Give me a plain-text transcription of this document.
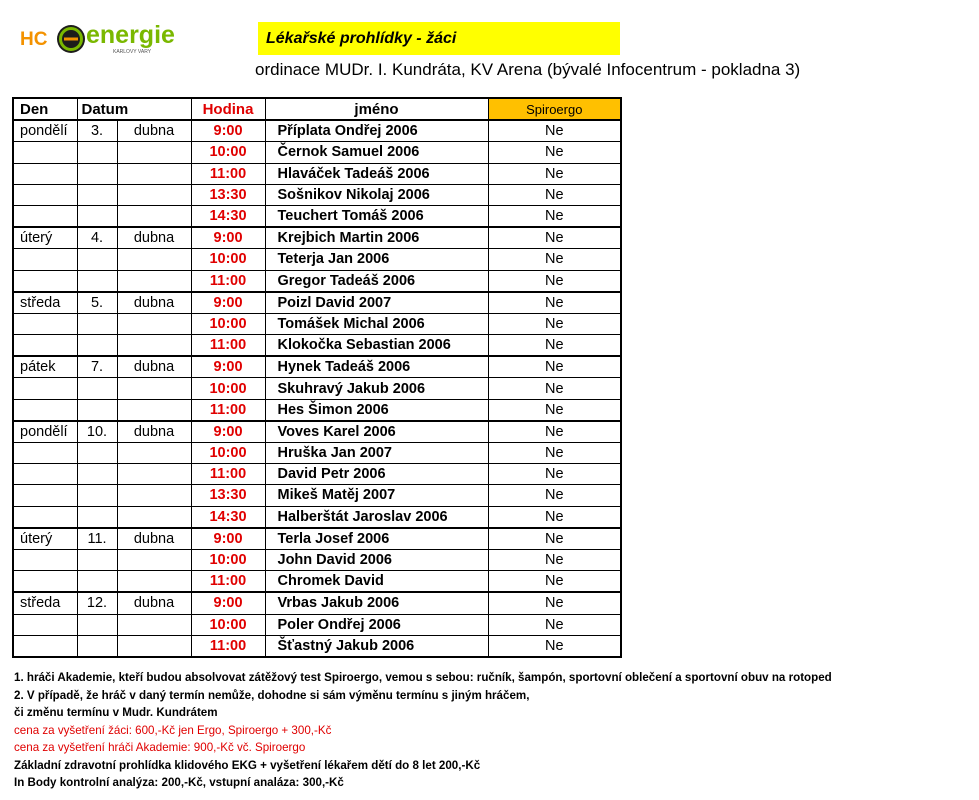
HC energie
KARLOVY VARY
Lékařské prohlídky - žáci
ordinace MUDr. I. Kundráta, KV Arena (bývalé Infocentrum - pokladna 3)
Den	Datum		Hodina	jméno	Spiroergo
pondělí	3.	dubna	9:00	Příplata Ondřej 2006	Ne
			10:00	Černok Samuel 2006	Ne
			11:00	Hlaváček Tadeáš 2006	Ne
			13:30	Sošnikov Nikolaj 2006	Ne
			14:30	Teuchert Tomáš 2006	Ne
úterý	4.	dubna	9:00	Krejbich Martin 2006	Ne
			10:00	Teterja Jan 2006	Ne
			11:00	Gregor Tadeáš 2006	Ne
středa	5.	dubna	9:00	Poizl David 2007	Ne
			10:00	Tomášek Michal 2006	Ne
			11:00	Klokočka Sebastian 2006	Ne
pátek	7.	dubna	9:00	Hynek Tadeáš 2006	Ne
			10:00	Skuhravý Jakub 2006	Ne
			11:00	Hes Šimon 2006	Ne
pondělí	10.	dubna	9:00	Voves Karel 2006	Ne
			10:00	Hruška Jan 2007	Ne
			11:00	David Petr 2006	Ne
			13:30	Mikeš Matěj 2007	Ne
			14:30	Halberštát Jaroslav 2006	Ne
úterý	11.	dubna	9:00	Terla Josef 2006	Ne
			10:00	John David 2006	Ne
			11:00	Chromek David	Ne
středa	12.	dubna	9:00	Vrbas Jakub 2006	Ne
			10:00	Poler Ondřej 2006	Ne
			11:00	Šťastný Jakub 2006	Ne
1. hráči Akademie, kteří budou absolvovat zátěžový test Spiroergo, vemou s sebou: ručník, šampón, sportovní oblečení a sportovní obuv na rotoped
2. V případě, že hráč v daný termín nemůže, dohodne si sám výměnu termínu s jiným hráčem,
či změnu termínu v Mudr. Kundrátem
cena za vyšetření žáci: 600,-Kč jen Ergo, Spiroergo + 300,-Kč
cena za vyšetření hráči Akademie: 900,-Kč vč. Spiroergo
Základní zdravotní prohlídka klidového EKG + vyšetření lékařem dětí do 8 let 200,-Kč
In Body kontrolní analýza: 200,-Kč, vstupní analáza: 300,-Kč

DIRECTIVE: Please list every line of the records that contains "žáci".

TASK ANSWER:
Lékařské prohlídky - žáci
cena za vyšetření žáci: 600,-Kč jen Ergo, Spiroergo + 300,-Kč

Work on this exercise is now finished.